All entries must be extracted exactly, with nothing added or dropped.

+++

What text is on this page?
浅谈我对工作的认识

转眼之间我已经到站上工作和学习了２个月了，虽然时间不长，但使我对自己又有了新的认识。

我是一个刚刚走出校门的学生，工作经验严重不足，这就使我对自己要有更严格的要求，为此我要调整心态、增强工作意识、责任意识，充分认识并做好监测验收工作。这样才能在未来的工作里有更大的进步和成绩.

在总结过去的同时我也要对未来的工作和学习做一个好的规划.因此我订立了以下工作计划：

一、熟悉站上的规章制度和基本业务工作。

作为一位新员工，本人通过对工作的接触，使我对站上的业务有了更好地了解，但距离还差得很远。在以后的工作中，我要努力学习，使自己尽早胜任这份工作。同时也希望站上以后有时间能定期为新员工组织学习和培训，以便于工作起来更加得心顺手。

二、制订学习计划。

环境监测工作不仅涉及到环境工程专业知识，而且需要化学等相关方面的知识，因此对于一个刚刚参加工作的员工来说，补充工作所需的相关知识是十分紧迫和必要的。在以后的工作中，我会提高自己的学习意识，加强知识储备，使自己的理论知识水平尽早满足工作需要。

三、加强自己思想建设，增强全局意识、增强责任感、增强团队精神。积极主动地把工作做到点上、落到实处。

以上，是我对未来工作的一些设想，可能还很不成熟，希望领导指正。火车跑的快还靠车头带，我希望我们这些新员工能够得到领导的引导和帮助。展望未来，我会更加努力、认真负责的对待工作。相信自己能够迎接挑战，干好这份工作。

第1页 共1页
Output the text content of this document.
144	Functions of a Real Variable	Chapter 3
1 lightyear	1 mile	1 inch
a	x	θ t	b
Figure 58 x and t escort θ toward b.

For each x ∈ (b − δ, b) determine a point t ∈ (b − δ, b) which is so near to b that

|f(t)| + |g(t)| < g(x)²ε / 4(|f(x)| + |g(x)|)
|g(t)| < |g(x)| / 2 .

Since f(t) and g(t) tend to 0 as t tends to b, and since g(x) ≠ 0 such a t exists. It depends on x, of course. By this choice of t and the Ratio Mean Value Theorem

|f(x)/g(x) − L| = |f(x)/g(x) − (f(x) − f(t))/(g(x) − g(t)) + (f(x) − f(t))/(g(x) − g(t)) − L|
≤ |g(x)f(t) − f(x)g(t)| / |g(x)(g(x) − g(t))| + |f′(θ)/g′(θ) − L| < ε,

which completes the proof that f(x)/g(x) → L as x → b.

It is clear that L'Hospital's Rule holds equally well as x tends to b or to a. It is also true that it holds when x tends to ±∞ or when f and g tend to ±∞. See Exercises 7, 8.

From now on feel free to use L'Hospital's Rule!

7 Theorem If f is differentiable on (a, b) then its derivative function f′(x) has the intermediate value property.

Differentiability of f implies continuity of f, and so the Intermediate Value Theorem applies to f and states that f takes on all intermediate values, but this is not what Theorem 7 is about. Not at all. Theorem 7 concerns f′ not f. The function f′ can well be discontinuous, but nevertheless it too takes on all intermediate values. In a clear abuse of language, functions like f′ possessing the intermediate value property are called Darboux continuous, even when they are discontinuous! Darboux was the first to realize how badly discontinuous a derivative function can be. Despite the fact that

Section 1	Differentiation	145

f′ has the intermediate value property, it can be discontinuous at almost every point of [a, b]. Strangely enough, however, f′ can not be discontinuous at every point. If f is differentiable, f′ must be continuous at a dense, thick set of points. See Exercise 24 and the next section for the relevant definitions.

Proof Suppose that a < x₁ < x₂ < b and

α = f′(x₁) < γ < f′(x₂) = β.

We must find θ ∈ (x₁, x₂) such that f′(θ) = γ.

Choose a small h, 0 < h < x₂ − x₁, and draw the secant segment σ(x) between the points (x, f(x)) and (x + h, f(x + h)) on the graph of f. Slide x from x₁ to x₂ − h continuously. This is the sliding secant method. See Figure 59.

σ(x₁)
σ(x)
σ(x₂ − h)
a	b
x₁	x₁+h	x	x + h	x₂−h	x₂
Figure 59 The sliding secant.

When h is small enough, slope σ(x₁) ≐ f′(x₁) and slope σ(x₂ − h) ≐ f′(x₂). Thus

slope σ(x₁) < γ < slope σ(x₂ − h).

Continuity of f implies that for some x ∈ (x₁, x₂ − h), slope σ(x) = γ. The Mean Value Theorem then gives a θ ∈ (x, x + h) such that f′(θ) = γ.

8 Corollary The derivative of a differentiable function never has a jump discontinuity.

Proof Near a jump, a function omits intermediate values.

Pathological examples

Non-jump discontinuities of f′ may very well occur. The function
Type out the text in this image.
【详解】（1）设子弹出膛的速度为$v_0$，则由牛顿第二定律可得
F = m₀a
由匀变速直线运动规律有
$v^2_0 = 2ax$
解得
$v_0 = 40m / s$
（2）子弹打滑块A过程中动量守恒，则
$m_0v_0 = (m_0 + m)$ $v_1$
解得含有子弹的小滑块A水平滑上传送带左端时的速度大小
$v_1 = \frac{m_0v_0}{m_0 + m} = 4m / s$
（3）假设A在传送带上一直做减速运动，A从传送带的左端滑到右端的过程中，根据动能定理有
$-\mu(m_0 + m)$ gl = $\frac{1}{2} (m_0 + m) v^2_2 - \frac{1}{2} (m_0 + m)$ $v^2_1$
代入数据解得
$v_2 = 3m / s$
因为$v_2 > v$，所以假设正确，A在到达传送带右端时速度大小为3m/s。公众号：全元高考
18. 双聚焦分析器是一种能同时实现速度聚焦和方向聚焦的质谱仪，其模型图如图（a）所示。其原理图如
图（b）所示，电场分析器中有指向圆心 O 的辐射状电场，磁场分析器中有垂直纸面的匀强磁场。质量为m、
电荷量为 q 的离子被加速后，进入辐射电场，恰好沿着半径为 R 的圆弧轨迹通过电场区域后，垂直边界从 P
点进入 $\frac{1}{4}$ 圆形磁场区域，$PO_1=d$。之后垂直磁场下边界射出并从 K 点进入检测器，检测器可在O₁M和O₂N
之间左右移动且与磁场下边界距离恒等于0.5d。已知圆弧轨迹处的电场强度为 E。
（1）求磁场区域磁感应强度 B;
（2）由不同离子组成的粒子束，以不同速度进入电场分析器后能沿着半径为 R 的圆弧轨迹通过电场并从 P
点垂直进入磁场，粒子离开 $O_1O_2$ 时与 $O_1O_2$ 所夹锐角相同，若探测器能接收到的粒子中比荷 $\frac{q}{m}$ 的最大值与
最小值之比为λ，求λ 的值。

+++

(Task solution)
What text is on this page?
浅谈我对工作的认识

转眼之间我已经到站上工作和学习了２个月了，虽然时间不长，但使我对自己又有了新的认识。

我是一个刚刚走出校门的学生，工作经验严重不足，这就使我对自己要有更严格的要求，为此我要调整心态、增强工作意识、责任意识，充分认识并做好监测验收工作。这样才能在未来的工作里有更大的进步和成绩.

在总结过去的同时我也要对未来的工作和学习做一个好的规划.因此我订立了以下工作计划：

一、熟悉站上的规章制度和基本业务工作。

作为一位新员工，本人通过对工作的接触，使我对站上的业务有了更好地了解，但距离还差得很远。在以后的工作中，我要努力学习，使自己尽早胜任这份工作。同时也希望站上以后有时间能定期为新员工组织学习和培训，以便于工作起来更加得心顺手。

二、制订学习计划。

环境监测工作不仅涉及到环境工程专业知识，而且需要化学等相关方面的知识，因此对于一个刚刚参加工作的员工来说，补充工作所需的相关知识是十分紧迫和必要的。在以后的工作中，我会提高自己的学习意识，加强知识储备，使自己的理论知识水平尽早满足工作需要。

三、加强自己思想建设，增强全局意识、增强责任感、增强团队精神。积极主动地把工作做到点上、落到实处。

以上，是我对未来工作的一些设想，可能还很不成熟，希望领导指正。火车跑的快还靠车头带，我希望我们这些新员工能够得到领导的引导和帮助。展望未来，我会更加努力、认真负责的对待工作。相信自己能够迎接挑战，干好这份工作。

第1页 共1页
Output the text content of this document.
144	Functions of a Real Variable	Chapter 3
1 lightyear	1 mile	1 inch
a	x	θ t	b
Figure 58 x and t escort θ toward b.

For each x ∈ (b − δ, b) determine a point t ∈ (b − δ, b) which is so near to b that

|f(t)| + |g(t)| < g(x)²ε / 4(|f(x)| + |g(x)|)
|g(t)| < |g(x)| / 2 .

Since f(t) and g(t) tend to 0 as t tends to b, and since g(x) ≠ 0 such a t exists. It depends on x, of course. By this choice of t and the Ratio Mean Value Theorem

|f(x)/g(x) − L| = |f(x)/g(x) − (f(x) − f(t))/(g(x) − g(t)) + (f(x) − f(t))/(g(x) − g(t)) − L|
≤ |g(x)f(t) − f(x)g(t)| / |g(x)(g(x) − g(t))| + |f′(θ)/g′(θ) − L| < ε,

which completes the proof that f(x)/g(x) → L as x → b.

It is clear that L'Hospital's Rule holds equally well as x tends to b or to a. It is also true that it holds when x tends to ±∞ or when f and g tend to ±∞. See Exercises 7, 8.

From now on feel free to use L'Hospital's Rule!

7 Theorem If f is differentiable on (a, b) then its derivative function f′(x) has the intermediate value property.

Differentiability of f implies continuity of f, and so the Intermediate Value Theorem applies to f and states that f takes on all intermediate values, but this is not what Theorem 7 is about. Not at all. Theorem 7 concerns f′ not f. The function f′ can well be discontinuous, but nevertheless it too takes on all intermediate values. In a clear abuse of language, functions like f′ possessing the intermediate value property are called Darboux continuous, even when they are discontinuous! Darboux was the first to realize how badly discontinuous a derivative function can be. Despite the fact that

Section 1	Differentiation	145

f′ has the intermediate value property, it can be discontinuous at almost every point of [a, b]. Strangely enough, however, f′ can not be discontinuous at every point. If f is differentiable, f′ must be continuous at a dense, thick set of points. See Exercise 24 and the next section for the relevant definitions.

Proof Suppose that a < x₁ < x₂ < b and

α = f′(x₁) < γ < f′(x₂) = β.

We must find θ ∈ (x₁, x₂) such that f′(θ) = γ.

Choose a small h, 0 < h < x₂ − x₁, and draw the secant segment σ(x) between the points (x, f(x)) and (x + h, f(x + h)) on the graph of f. Slide x from x₁ to x₂ − h continuously. This is the sliding secant method. See Figure 59.

σ(x₁)
σ(x)
σ(x₂ − h)
a	b
x₁	x₁+h	x	x + h	x₂−h	x₂
Figure 59 The sliding secant.

When h is small enough, slope σ(x₁) ≐ f′(x₁) and slope σ(x₂ − h) ≐ f′(x₂). Thus

slope σ(x₁) < γ < slope σ(x₂ − h).

Continuity of f implies that for some x ∈ (x₁, x₂ − h), slope σ(x) = γ. The Mean Value Theorem then gives a θ ∈ (x, x + h) such that f′(θ) = γ.

8 Corollary The derivative of a differentiable function never has a jump discontinuity.

Proof Near a jump, a function omits intermediate values.

Pathological examples

Non-jump discontinuities of f′ may very well occur. The function
Type out the text in this image.
【详解】（1）设子弹出膛的速度为$v_0$，则由牛顿第二定律可得
F = m₀a
由匀变速直线运动规律有
$v^2_0 = 2ax$
解得
$v_0 = 40m / s$
（2）子弹打滑块A过程中动量守恒，则
$m_0v_0 = (m_0 + m)$ $v_1$
解得含有子弹的小滑块A水平滑上传送带左端时的速度大小
$v_1 = \frac{m_0v_0}{m_0 + m} = 4m / s$
（3）假设A在传送带上一直做减速运动，A从传送带的左端滑到右端的过程中，根据动能定理有
$-\mu(m_0 + m)$ gl = $\frac{1}{2} (m_0 + m) v^2_2 - \frac{1}{2} (m_0 + m)$ $v^2_1$
代入数据解得
$v_2 = 3m / s$
因为$v_2 > v$，所以假设正确，A在到达传送带右端时速度大小为3m/s。公众号：全元高考
18. 双聚焦分析器是一种能同时实现速度聚焦和方向聚焦的质谱仪，其模型图如图（a）所示。其原理图如
图（b）所示，电场分析器中有指向圆心 O 的辐射状电场，磁场分析器中有垂直纸面的匀强磁场。质量为m、
电荷量为 q 的离子被加速后，进入辐射电场，恰好沿着半径为 R 的圆弧轨迹通过电场区域后，垂直边界从 P
点进入 $\frac{1}{4}$ 圆形磁场区域，$PO_1=d$。之后垂直磁场下边界射出并从 K 点进入检测器，检测器可在O₁M和O₂N
之间左右移动且与磁场下边界距离恒等于0.5d。已知圆弧轨迹处的电场强度为 E。
（1）求磁场区域磁感应强度 B;
（2）由不同离子组成的粒子束，以不同速度进入电场分析器后能沿着半径为 R 的圆弧轨迹通过电场并从 P
点垂直进入磁场，粒子离开 $O_1O_2$ 时与 $O_1O_2$ 所夹锐角相同，若探测器能接收到的粒子中比荷 $\frac{q}{m}$ 的最大值与
最小值之比为λ，求λ 的值。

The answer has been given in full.